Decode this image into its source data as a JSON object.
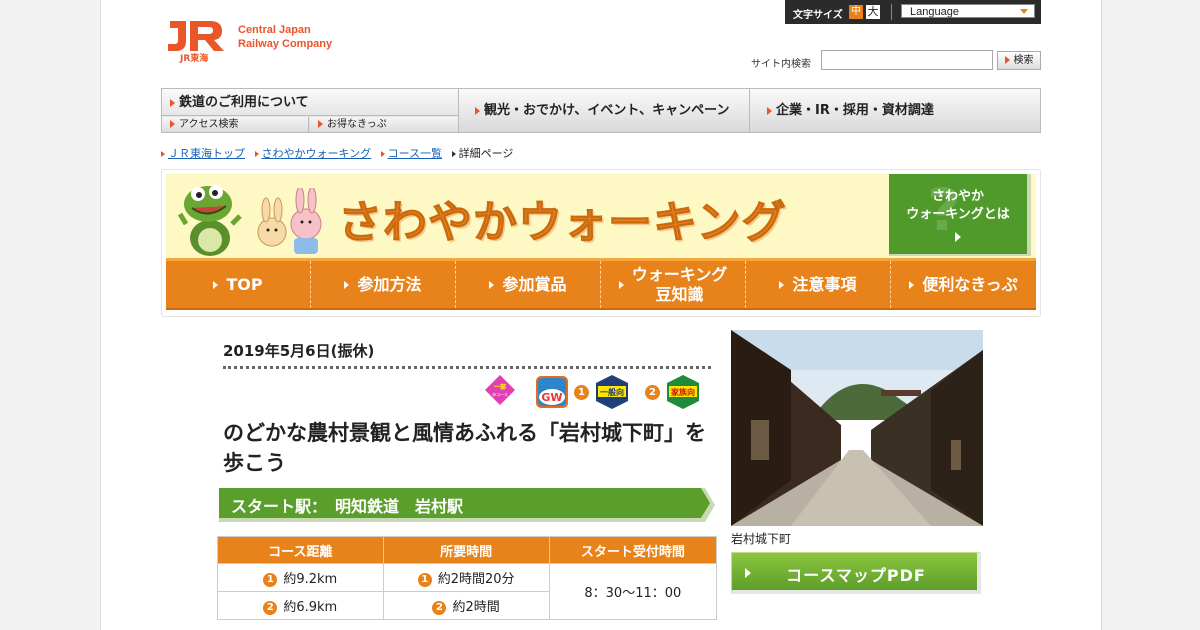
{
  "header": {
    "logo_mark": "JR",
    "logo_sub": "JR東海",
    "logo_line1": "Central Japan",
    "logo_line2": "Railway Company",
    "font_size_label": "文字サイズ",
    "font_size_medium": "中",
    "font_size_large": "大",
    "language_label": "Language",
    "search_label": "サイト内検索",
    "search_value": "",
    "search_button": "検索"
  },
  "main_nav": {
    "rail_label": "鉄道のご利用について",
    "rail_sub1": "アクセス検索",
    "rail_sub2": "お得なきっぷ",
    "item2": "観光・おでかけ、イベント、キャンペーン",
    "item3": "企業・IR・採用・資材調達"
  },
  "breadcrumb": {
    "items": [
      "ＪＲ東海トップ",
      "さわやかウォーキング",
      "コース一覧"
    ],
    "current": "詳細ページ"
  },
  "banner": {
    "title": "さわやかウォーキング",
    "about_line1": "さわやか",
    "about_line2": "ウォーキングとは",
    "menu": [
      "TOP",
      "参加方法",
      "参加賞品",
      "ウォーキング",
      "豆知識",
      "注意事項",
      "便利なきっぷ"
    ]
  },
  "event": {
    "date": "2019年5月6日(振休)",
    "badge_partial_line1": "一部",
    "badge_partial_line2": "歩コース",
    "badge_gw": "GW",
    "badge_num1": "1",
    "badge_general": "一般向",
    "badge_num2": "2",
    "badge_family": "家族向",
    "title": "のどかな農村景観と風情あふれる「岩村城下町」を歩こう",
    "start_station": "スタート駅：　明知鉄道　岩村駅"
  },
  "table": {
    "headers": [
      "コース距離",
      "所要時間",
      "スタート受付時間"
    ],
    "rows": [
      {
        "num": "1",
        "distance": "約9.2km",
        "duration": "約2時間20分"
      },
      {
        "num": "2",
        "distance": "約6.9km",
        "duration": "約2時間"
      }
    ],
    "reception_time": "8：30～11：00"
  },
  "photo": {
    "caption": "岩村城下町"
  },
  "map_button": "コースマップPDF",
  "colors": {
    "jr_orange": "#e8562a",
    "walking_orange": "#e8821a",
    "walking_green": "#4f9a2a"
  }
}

========

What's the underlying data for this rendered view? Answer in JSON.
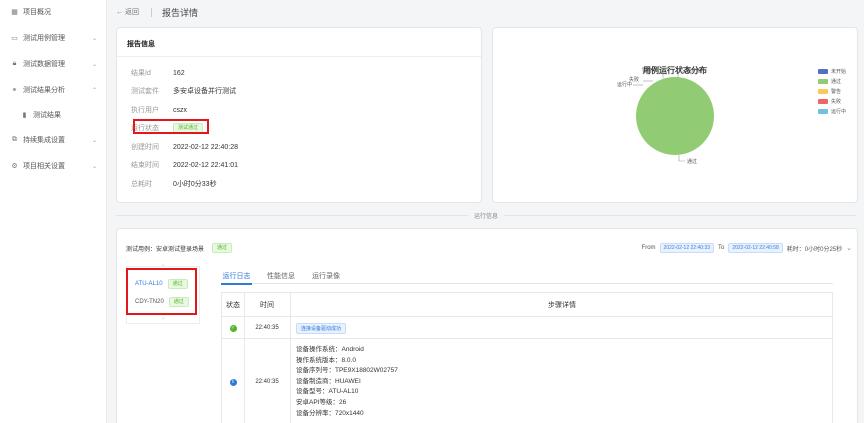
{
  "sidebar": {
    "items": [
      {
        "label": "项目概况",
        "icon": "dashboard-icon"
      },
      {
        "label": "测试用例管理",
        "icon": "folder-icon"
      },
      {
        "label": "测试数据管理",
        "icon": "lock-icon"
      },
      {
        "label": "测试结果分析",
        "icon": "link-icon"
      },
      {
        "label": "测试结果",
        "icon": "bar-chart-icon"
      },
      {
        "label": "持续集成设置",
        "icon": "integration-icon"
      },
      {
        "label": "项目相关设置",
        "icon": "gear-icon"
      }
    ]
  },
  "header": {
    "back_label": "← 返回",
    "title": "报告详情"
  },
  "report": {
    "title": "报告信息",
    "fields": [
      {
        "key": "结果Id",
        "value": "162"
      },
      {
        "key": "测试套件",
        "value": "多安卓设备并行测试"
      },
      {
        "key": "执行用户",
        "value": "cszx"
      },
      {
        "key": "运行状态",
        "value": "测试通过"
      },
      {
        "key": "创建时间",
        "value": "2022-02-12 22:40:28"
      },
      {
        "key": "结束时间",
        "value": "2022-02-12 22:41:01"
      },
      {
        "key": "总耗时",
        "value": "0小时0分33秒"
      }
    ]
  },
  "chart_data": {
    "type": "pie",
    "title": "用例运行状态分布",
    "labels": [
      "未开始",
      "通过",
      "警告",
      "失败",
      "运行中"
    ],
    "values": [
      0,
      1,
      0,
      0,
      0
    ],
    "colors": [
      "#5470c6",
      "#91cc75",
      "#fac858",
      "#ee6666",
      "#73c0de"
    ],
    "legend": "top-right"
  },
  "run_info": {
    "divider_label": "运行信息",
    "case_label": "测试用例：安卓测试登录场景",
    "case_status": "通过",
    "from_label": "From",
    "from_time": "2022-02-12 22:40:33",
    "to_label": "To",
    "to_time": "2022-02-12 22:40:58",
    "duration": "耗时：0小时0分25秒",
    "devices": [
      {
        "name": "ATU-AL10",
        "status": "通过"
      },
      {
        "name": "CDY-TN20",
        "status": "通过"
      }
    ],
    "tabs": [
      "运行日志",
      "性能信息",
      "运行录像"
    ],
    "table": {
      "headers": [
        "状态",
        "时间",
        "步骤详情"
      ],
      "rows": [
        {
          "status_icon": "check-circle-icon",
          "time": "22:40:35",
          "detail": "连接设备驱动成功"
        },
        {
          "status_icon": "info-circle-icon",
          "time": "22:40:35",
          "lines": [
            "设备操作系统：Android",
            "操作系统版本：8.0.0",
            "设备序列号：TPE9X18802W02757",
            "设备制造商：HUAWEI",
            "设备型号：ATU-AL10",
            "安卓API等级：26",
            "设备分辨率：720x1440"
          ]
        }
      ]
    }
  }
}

========

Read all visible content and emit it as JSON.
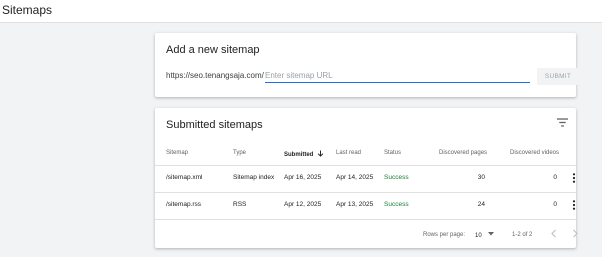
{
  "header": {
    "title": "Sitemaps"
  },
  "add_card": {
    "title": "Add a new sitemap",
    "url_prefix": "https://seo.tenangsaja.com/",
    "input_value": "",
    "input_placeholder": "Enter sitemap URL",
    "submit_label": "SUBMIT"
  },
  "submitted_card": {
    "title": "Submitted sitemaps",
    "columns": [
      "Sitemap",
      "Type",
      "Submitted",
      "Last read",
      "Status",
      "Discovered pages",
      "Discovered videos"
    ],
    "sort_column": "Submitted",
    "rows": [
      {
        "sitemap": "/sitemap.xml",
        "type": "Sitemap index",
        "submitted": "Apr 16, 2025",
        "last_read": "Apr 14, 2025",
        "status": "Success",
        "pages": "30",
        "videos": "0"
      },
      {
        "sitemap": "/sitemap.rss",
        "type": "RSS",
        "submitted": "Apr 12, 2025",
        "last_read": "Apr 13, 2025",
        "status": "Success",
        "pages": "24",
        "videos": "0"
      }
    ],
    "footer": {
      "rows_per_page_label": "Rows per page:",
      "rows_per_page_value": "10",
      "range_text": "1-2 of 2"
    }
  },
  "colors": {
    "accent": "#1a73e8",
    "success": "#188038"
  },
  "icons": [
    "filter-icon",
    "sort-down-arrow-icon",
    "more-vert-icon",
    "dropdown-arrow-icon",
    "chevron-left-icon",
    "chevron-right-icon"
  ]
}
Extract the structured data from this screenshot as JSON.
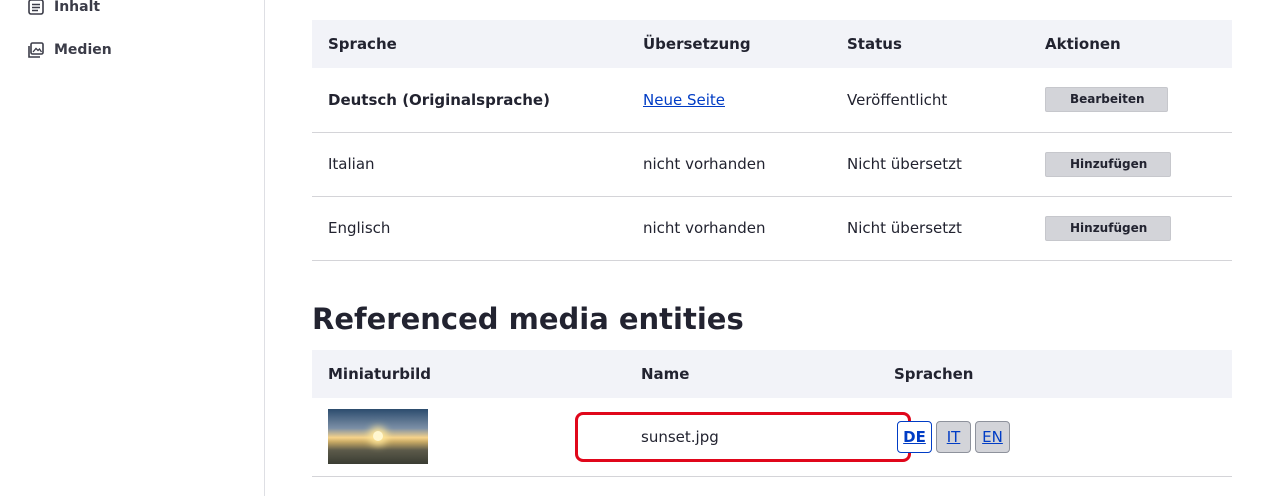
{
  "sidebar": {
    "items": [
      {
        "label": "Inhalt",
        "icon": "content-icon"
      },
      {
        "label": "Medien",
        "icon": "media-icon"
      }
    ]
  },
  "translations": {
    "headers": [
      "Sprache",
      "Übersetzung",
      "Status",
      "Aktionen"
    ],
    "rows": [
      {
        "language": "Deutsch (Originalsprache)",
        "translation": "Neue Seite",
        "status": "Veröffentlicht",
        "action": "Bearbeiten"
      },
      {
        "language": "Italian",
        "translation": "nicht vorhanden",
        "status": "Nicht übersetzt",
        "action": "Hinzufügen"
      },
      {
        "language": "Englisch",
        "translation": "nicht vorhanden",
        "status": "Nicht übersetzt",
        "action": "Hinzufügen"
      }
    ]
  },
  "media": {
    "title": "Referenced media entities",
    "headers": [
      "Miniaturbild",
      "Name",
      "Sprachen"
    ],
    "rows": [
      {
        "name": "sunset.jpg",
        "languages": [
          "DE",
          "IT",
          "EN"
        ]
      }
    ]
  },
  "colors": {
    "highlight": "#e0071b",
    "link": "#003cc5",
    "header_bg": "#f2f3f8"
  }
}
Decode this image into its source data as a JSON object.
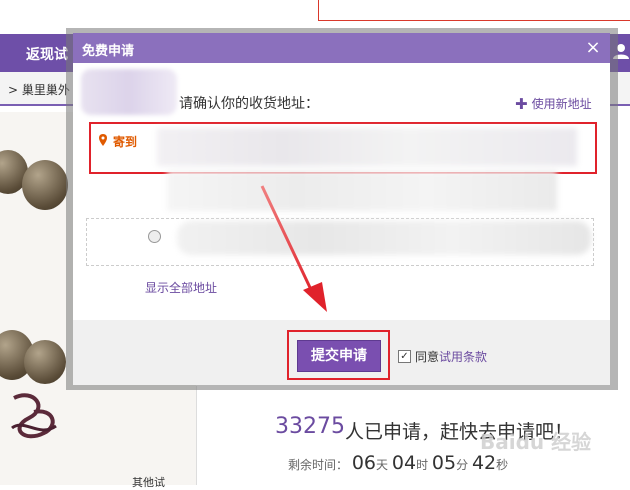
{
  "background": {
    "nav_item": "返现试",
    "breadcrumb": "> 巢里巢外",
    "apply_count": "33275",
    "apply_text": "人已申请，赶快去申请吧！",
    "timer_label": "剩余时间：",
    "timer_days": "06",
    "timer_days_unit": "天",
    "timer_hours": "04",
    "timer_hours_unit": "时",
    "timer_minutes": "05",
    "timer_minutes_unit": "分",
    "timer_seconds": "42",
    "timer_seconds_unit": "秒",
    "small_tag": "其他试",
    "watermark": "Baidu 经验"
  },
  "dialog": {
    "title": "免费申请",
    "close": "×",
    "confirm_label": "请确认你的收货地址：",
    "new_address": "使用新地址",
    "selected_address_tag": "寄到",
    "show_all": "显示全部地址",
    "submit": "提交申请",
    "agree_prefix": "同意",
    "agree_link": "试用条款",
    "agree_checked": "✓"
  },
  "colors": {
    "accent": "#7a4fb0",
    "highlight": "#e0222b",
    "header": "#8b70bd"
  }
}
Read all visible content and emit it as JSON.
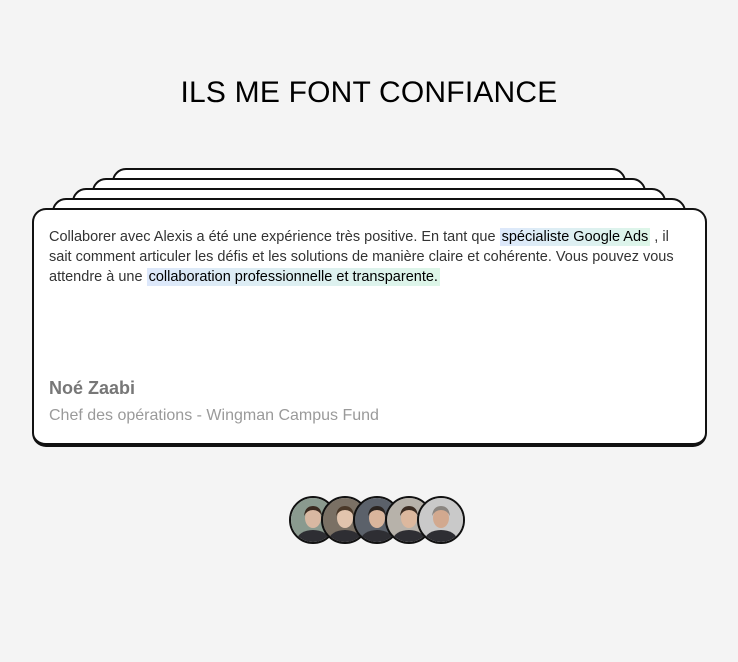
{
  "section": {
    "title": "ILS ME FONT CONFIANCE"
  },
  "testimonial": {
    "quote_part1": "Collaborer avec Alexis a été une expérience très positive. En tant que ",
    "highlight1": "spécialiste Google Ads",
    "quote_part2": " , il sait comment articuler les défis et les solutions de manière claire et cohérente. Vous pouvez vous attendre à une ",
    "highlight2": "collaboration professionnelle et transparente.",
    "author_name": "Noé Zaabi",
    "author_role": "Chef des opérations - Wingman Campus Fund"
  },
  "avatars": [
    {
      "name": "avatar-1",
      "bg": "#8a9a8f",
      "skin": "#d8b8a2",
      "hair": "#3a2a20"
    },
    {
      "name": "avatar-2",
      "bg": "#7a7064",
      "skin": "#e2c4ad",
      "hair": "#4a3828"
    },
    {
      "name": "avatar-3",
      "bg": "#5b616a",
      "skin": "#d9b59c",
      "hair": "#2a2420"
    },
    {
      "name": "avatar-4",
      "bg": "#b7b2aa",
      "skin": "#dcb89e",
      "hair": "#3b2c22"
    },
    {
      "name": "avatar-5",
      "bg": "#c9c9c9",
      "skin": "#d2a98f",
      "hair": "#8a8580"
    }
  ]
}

========

Locate the lines above that contain "title" and copy them.

— Correct output —
    "title": "さわやかウォーキング",
    "title": "のどかな農村景観と風情あふれる「岩村城下町」を歩こう",
    "title": "报告详情"
    "title": "报告信息",
    "title": "用例运行状态分布",
    "title": "Sitemaps"
    "title": "Add a new sitemap",
    "title": "Submitted sitemaps",
    "title": "Referenced media entities",
    "title": "免费申请",
    "title": "ILS ME FONT CONFIANCE"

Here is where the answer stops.